▸ Exercise directions
Present the data once more in exactly its original form.

▸ Given records
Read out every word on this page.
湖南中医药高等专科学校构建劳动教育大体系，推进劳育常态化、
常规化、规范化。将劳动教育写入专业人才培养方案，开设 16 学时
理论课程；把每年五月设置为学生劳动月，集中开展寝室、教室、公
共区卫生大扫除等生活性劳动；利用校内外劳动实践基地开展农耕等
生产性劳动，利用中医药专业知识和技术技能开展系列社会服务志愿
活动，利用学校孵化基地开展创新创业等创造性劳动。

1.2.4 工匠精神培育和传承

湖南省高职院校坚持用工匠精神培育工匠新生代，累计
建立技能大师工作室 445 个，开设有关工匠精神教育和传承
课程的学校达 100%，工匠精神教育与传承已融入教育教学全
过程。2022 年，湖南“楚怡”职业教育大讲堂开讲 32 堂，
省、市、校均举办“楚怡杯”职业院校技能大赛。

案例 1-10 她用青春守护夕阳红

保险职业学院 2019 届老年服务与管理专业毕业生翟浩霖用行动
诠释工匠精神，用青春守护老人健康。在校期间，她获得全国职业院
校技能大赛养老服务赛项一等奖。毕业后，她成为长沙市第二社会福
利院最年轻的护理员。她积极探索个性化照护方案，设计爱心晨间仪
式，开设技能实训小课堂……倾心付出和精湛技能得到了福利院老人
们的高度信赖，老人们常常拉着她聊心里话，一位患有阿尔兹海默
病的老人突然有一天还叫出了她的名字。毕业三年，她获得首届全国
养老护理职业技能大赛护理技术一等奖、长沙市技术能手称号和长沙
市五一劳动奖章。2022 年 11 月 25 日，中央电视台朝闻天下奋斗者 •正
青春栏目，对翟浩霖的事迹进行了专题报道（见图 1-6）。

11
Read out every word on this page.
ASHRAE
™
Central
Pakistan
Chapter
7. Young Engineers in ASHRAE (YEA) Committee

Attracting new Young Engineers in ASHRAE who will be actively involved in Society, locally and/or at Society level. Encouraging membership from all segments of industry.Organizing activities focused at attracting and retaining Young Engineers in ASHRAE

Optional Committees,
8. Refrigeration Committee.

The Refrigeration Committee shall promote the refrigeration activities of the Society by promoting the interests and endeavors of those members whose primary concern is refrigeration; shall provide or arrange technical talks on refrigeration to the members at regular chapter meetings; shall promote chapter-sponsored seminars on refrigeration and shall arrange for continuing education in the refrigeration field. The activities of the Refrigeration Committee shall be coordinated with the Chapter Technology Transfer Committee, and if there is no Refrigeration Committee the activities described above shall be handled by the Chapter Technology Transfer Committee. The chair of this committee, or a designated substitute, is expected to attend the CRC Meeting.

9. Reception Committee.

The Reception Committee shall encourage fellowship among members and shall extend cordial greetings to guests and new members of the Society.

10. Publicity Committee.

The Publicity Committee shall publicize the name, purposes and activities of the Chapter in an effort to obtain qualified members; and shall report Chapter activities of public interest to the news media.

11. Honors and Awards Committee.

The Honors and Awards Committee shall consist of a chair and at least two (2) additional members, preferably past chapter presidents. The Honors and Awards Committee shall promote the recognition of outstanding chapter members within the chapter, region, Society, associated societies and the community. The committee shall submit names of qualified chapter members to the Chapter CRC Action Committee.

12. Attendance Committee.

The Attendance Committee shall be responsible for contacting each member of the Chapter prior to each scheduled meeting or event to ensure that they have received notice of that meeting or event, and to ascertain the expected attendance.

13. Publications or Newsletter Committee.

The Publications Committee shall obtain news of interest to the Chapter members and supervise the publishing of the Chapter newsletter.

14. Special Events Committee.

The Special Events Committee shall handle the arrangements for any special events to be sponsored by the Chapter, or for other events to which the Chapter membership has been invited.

▸ Output
Read out every word on this page.
湖南中医药高等专科学校构建劳动教育大体系，推进劳育常态化、
常规化、规范化。将劳动教育写入专业人才培养方案，开设 16 学时
理论课程；把每年五月设置为学生劳动月，集中开展寝室、教室、公
共区卫生大扫除等生活性劳动；利用校内外劳动实践基地开展农耕等
生产性劳动，利用中医药专业知识和技术技能开展系列社会服务志愿
活动，利用学校孵化基地开展创新创业等创造性劳动。

1.2.4 工匠精神培育和传承

湖南省高职院校坚持用工匠精神培育工匠新生代，累计
建立技能大师工作室 445 个，开设有关工匠精神教育和传承
课程的学校达 100%，工匠精神教育与传承已融入教育教学全
过程。2022 年，湖南“楚怡”职业教育大讲堂开讲 32 堂，
省、市、校均举办“楚怡杯”职业院校技能大赛。

案例 1-10 她用青春守护夕阳红

保险职业学院 2019 届老年服务与管理专业毕业生翟浩霖用行动
诠释工匠精神，用青春守护老人健康。在校期间，她获得全国职业院
校技能大赛养老服务赛项一等奖。毕业后，她成为长沙市第二社会福
利院最年轻的护理员。她积极探索个性化照护方案，设计爱心晨间仪
式，开设技能实训小课堂……倾心付出和精湛技能得到了福利院老人
们的高度信赖，老人们常常拉着她聊心里话，一位患有阿尔兹海默
病的老人突然有一天还叫出了她的名字。毕业三年，她获得首届全国
养老护理职业技能大赛护理技术一等奖、长沙市技术能手称号和长沙
市五一劳动奖章。2022 年 11 月 25 日，中央电视台朝闻天下奋斗者 •正
青春栏目，对翟浩霖的事迹进行了专题报道（见图 1-6）。

11
Read out every word on this page.
ASHRAE
™
Central
Pakistan
Chapter
7. Young Engineers in ASHRAE (YEA) Committee

Attracting new Young Engineers in ASHRAE who will be actively involved in Society, locally and/or at Society level. Encouraging membership from all segments of industry.Organizing activities focused at attracting and retaining Young Engineers in ASHRAE

Optional Committees,
8. Refrigeration Committee.

The Refrigeration Committee shall promote the refrigeration activities of the Society by promoting the interests and endeavors of those members whose primary concern is refrigeration; shall provide or arrange technical talks on refrigeration to the members at regular chapter meetings; shall promote chapter-sponsored seminars on refrigeration and shall arrange for continuing education in the refrigeration field. The activities of the Refrigeration Committee shall be coordinated with the Chapter Technology Transfer Committee, and if there is no Refrigeration Committee the activities described above shall be handled by the Chapter Technology Transfer Committee. The chair of this committee, or a designated substitute, is expected to attend the CRC Meeting.

9. Reception Committee.

The Reception Committee shall encourage fellowship among members and shall extend cordial greetings to guests and new members of the Society.

10. Publicity Committee.

The Publicity Committee shall publicize the name, purposes and activities of the Chapter in an effort to obtain qualified members; and shall report Chapter activities of public interest to the news media.

11. Honors and Awards Committee.

The Honors and Awards Committee shall consist of a chair and at least two (2) additional members, preferably past chapter presidents. The Honors and Awards Committee shall promote the recognition of outstanding chapter members within the chapter, region, Society, associated societies and the community. The committee shall submit names of qualified chapter members to the Chapter CRC Action Committee.

12. Attendance Committee.

The Attendance Committee shall be responsible for contacting each member of the Chapter prior to each scheduled meeting or event to ensure that they have received notice of that meeting or event, and to ascertain the expected attendance.

13. Publications or Newsletter Committee.

The Publications Committee shall obtain news of interest to the Chapter members and supervise the publishing of the Chapter newsletter.

14. Special Events Committee.

The Special Events Committee shall handle the arrangements for any special events to be sponsored by the Chapter, or for other events to which the Chapter membership has been invited.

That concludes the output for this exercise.